*** RAW RECORDS ***

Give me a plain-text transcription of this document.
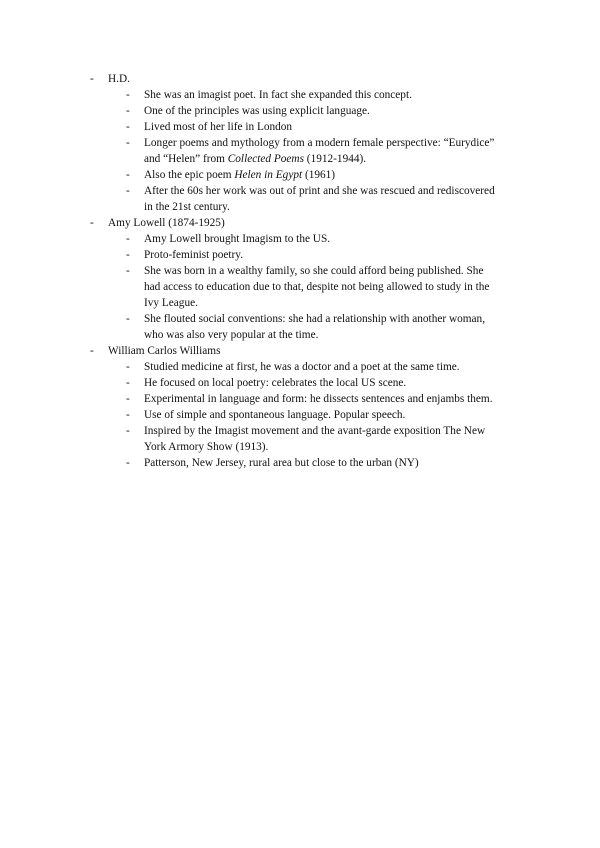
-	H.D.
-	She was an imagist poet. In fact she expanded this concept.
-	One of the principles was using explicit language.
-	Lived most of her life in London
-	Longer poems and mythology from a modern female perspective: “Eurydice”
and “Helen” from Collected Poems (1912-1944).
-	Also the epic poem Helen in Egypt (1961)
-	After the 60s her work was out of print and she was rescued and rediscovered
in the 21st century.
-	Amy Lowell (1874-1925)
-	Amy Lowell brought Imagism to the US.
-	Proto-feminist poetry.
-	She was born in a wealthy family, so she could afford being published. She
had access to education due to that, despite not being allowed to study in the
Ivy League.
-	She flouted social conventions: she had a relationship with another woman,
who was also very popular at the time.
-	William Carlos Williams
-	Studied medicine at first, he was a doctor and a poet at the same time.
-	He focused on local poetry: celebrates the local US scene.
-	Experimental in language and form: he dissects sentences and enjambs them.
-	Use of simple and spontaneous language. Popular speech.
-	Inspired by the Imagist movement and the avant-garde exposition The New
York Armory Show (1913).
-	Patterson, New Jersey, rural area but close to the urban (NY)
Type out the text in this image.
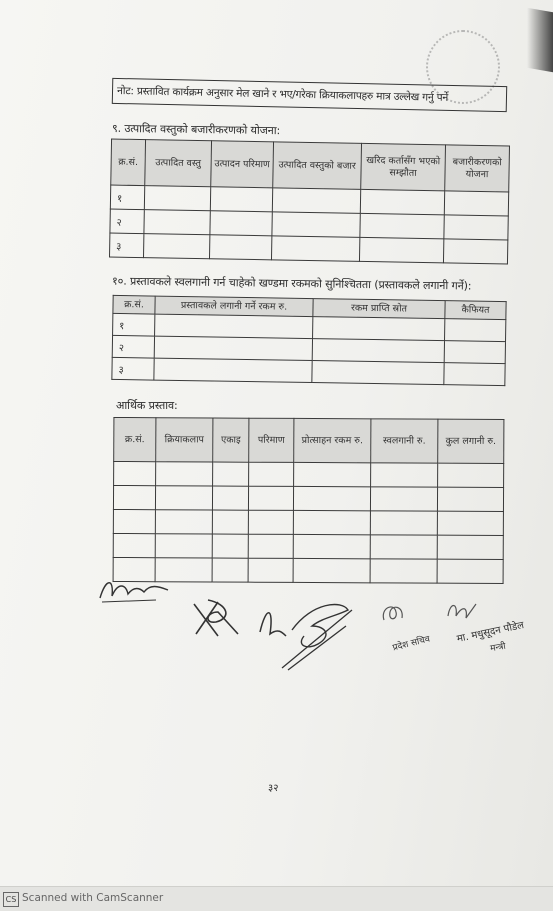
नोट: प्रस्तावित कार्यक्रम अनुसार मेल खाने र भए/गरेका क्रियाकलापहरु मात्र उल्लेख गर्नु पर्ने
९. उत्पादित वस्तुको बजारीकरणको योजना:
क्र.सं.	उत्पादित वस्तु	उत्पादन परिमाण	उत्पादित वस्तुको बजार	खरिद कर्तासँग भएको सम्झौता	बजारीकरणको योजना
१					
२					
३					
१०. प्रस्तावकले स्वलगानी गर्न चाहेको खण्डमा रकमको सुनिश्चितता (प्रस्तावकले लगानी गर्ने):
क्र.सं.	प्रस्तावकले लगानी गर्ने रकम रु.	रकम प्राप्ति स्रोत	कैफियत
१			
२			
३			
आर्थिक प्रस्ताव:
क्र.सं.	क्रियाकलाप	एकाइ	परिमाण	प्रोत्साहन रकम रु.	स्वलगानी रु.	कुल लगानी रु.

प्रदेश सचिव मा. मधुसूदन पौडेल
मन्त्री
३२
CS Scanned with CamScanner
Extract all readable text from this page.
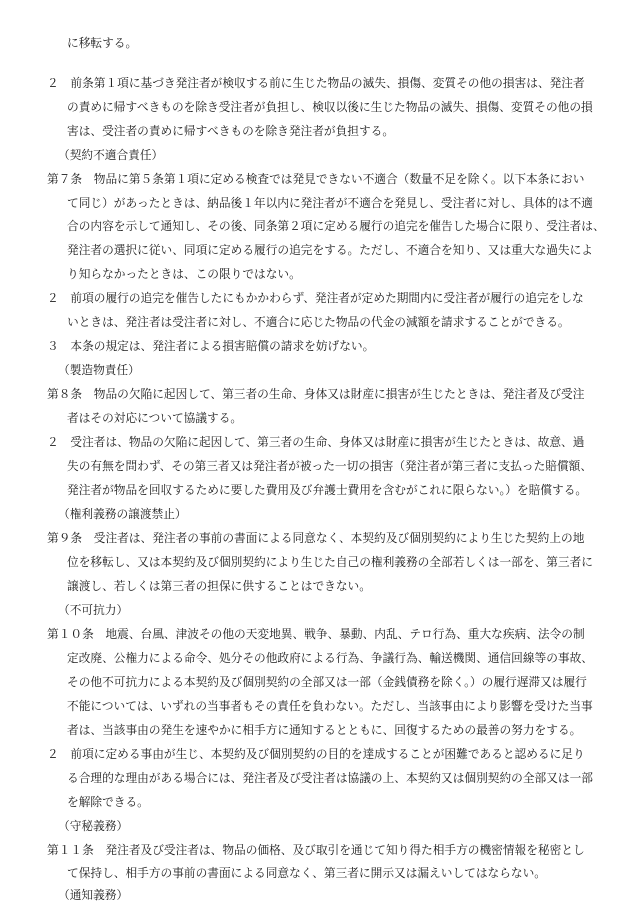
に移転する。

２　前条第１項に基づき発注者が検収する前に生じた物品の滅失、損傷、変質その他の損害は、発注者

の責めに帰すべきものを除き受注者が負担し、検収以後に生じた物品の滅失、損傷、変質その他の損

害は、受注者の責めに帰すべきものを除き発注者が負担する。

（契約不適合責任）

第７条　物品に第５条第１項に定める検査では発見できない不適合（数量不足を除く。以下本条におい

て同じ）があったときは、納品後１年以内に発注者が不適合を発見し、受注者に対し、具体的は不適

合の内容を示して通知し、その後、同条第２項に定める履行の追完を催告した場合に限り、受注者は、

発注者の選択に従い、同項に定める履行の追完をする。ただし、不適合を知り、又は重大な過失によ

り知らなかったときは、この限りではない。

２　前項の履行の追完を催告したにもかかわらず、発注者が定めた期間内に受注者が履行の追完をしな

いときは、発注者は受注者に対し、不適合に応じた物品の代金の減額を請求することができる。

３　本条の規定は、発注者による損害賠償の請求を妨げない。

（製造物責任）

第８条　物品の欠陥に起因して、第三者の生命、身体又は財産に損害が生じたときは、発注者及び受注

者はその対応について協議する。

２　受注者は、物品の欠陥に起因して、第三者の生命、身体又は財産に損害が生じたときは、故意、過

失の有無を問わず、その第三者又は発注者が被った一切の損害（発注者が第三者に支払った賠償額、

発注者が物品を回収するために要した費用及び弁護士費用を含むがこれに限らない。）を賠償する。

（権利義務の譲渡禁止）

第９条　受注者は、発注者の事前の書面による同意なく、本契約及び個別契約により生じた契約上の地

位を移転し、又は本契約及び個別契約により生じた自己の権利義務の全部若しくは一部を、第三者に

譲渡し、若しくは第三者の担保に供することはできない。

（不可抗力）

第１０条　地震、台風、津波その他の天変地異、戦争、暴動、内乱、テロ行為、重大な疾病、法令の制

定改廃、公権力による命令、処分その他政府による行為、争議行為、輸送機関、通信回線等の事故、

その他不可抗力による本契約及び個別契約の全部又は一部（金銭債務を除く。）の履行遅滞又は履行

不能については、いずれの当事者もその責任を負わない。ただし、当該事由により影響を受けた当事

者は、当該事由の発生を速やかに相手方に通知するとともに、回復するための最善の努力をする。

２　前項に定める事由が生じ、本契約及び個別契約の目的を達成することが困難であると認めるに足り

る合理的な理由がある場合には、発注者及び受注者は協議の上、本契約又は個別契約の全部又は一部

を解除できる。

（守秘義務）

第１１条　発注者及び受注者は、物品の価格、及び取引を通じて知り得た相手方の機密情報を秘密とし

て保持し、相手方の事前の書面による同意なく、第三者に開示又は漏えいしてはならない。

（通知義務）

***
*** RAW RECORDS ***

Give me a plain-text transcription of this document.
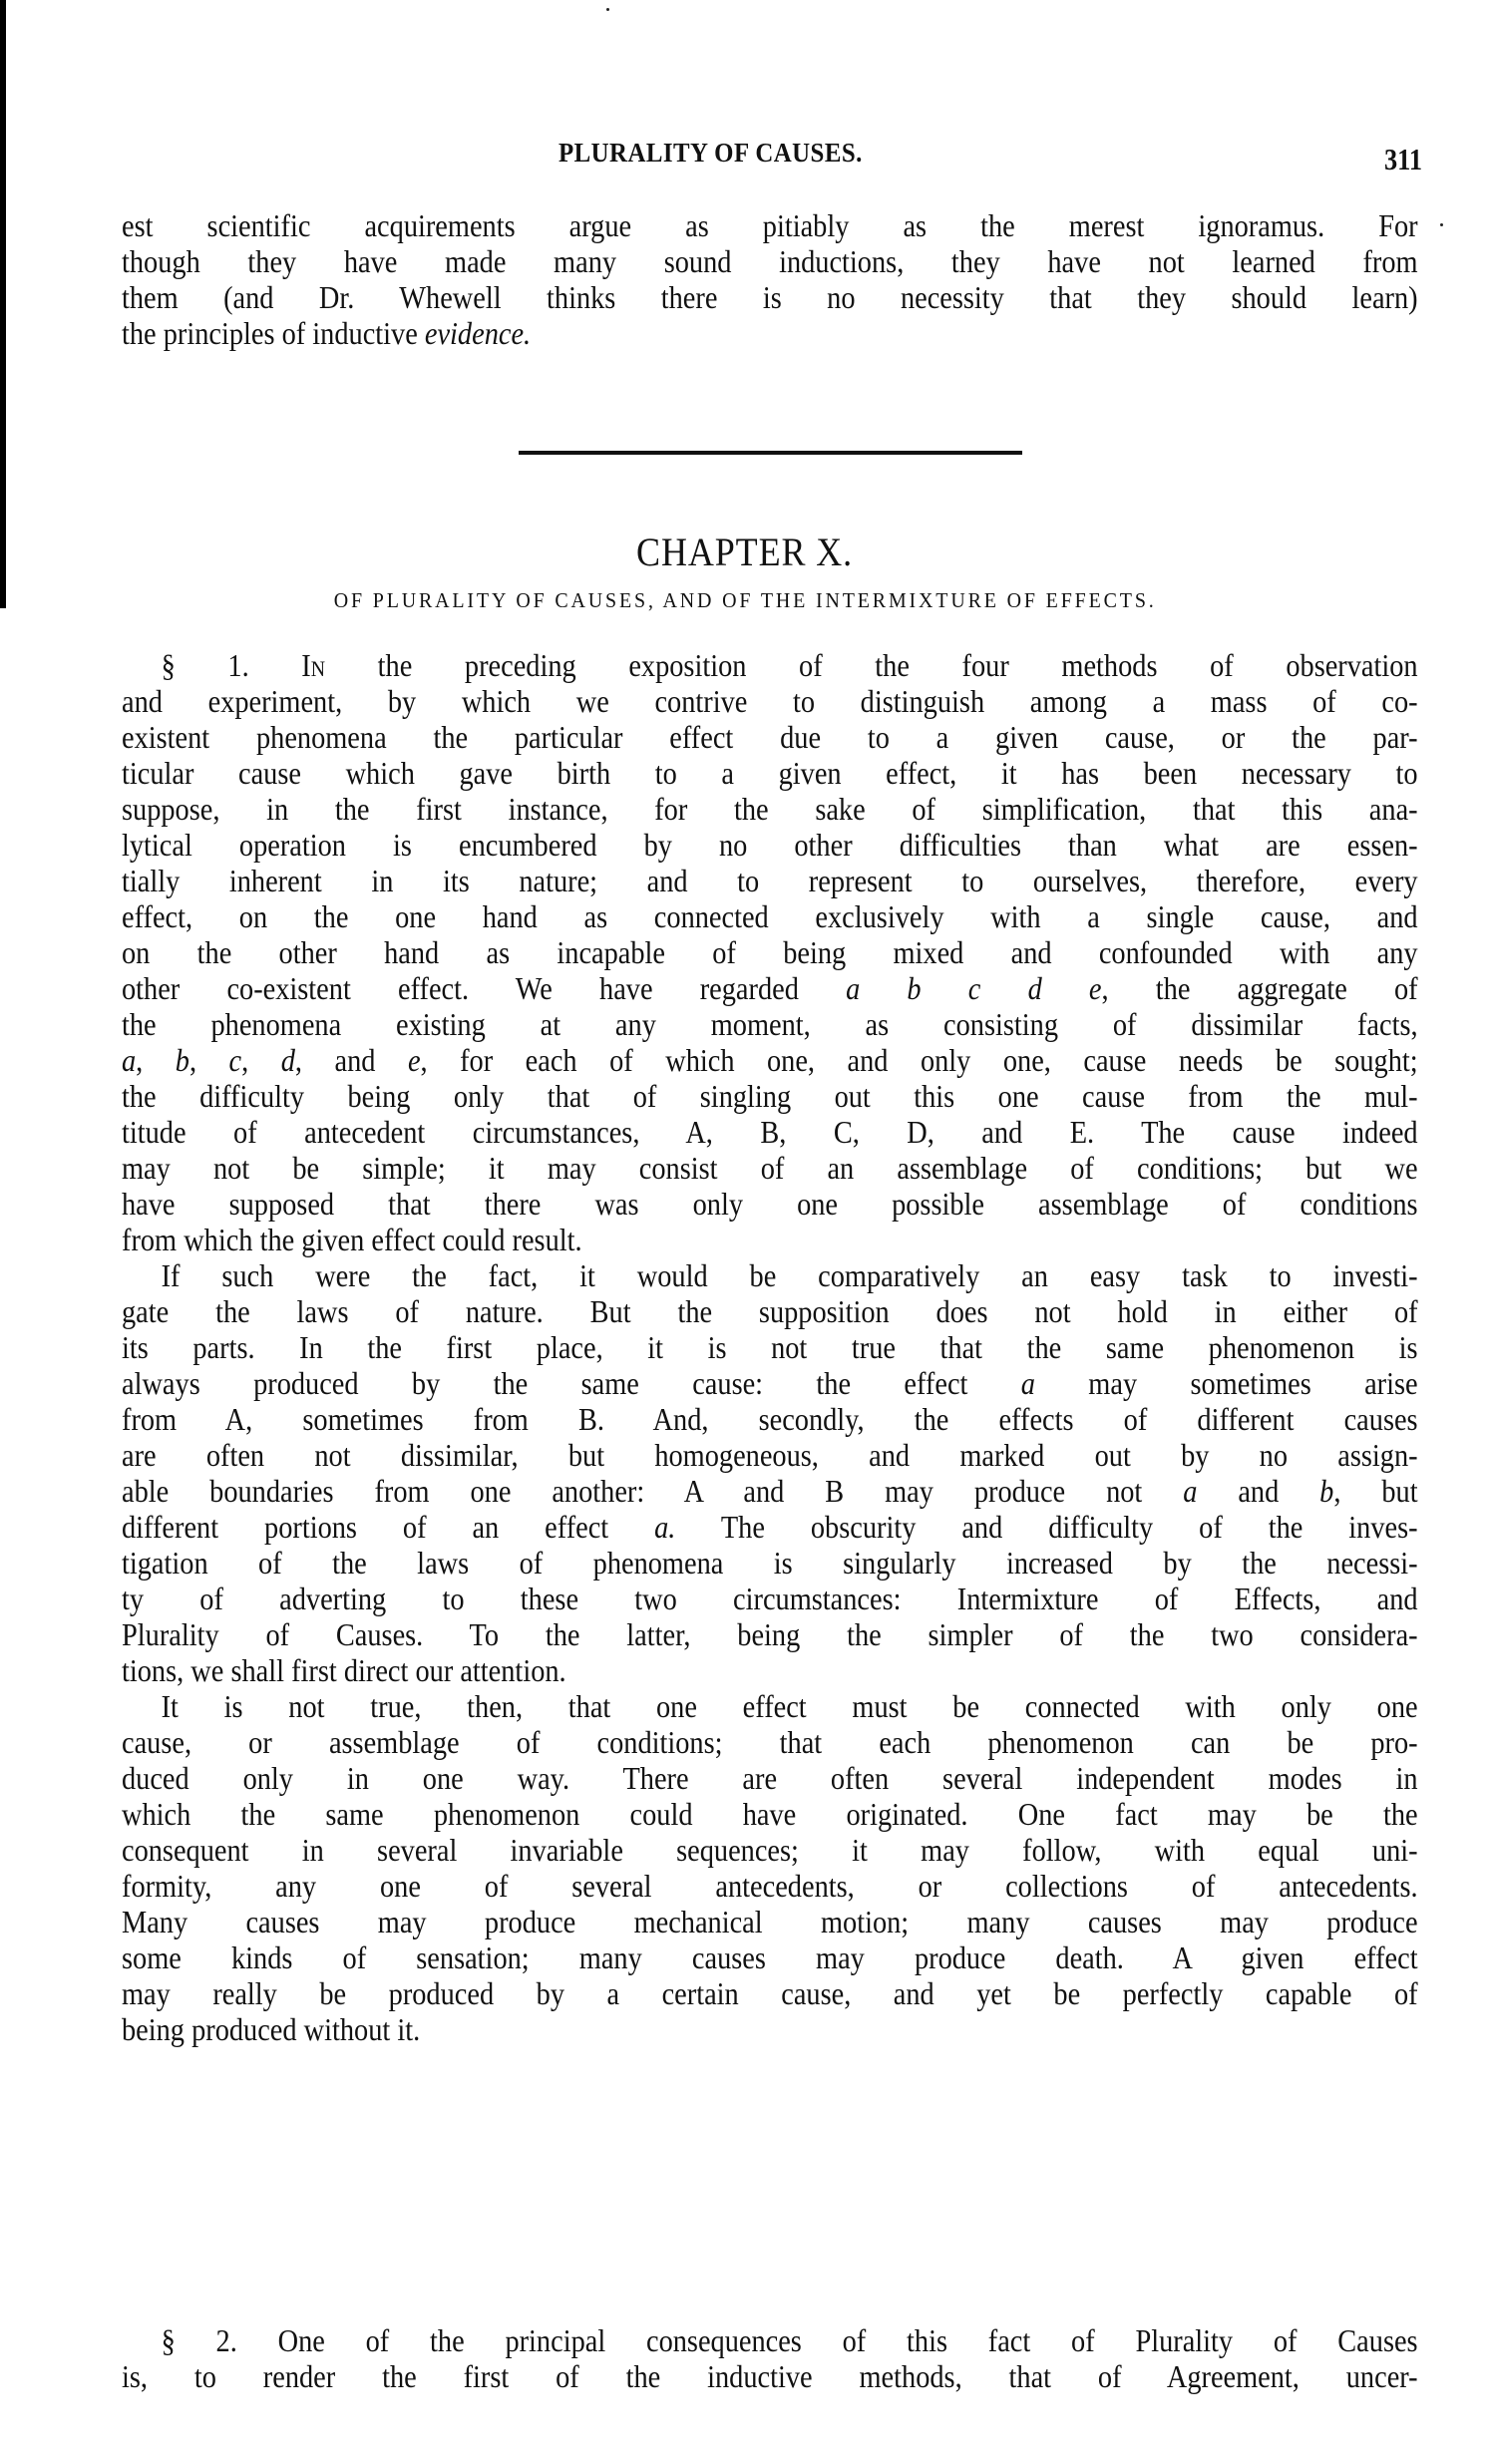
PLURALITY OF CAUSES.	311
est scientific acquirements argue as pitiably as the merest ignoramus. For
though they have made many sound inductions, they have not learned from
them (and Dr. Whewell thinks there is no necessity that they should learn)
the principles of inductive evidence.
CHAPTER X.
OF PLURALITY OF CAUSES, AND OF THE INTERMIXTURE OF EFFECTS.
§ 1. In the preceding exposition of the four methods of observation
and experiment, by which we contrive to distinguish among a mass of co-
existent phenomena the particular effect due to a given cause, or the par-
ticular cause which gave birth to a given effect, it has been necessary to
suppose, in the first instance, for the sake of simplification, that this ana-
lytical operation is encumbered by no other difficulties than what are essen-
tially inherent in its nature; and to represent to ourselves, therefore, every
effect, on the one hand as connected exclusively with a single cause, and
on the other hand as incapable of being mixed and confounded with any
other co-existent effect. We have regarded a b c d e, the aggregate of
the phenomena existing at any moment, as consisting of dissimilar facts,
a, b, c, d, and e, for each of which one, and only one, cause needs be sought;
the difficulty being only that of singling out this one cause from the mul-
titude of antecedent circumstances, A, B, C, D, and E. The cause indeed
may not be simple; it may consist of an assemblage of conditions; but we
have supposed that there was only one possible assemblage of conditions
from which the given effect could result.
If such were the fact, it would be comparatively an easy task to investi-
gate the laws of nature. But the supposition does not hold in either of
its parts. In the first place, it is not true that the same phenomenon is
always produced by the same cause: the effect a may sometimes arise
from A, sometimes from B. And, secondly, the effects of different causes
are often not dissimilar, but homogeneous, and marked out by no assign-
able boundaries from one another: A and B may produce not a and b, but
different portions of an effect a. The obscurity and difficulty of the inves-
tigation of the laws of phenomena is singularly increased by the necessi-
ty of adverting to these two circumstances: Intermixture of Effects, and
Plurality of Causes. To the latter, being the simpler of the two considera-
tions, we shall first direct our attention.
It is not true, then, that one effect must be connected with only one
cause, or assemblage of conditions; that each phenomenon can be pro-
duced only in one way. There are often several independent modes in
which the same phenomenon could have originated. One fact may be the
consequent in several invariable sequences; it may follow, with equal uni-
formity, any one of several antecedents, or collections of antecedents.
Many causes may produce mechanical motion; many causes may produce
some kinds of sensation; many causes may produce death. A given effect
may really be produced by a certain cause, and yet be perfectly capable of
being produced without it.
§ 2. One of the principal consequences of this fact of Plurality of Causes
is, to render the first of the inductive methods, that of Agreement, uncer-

***

● WRITTEN EXERCISE
Using the listing above, show every line that includes the string "conditions".

● RESULT OF THE EXERCISE
may not be simple; it may consist of an assemblage of conditions; but we
have supposed that there was only one possible assemblage of conditions
cause, or assemblage of conditions; that each phenomenon can be pro-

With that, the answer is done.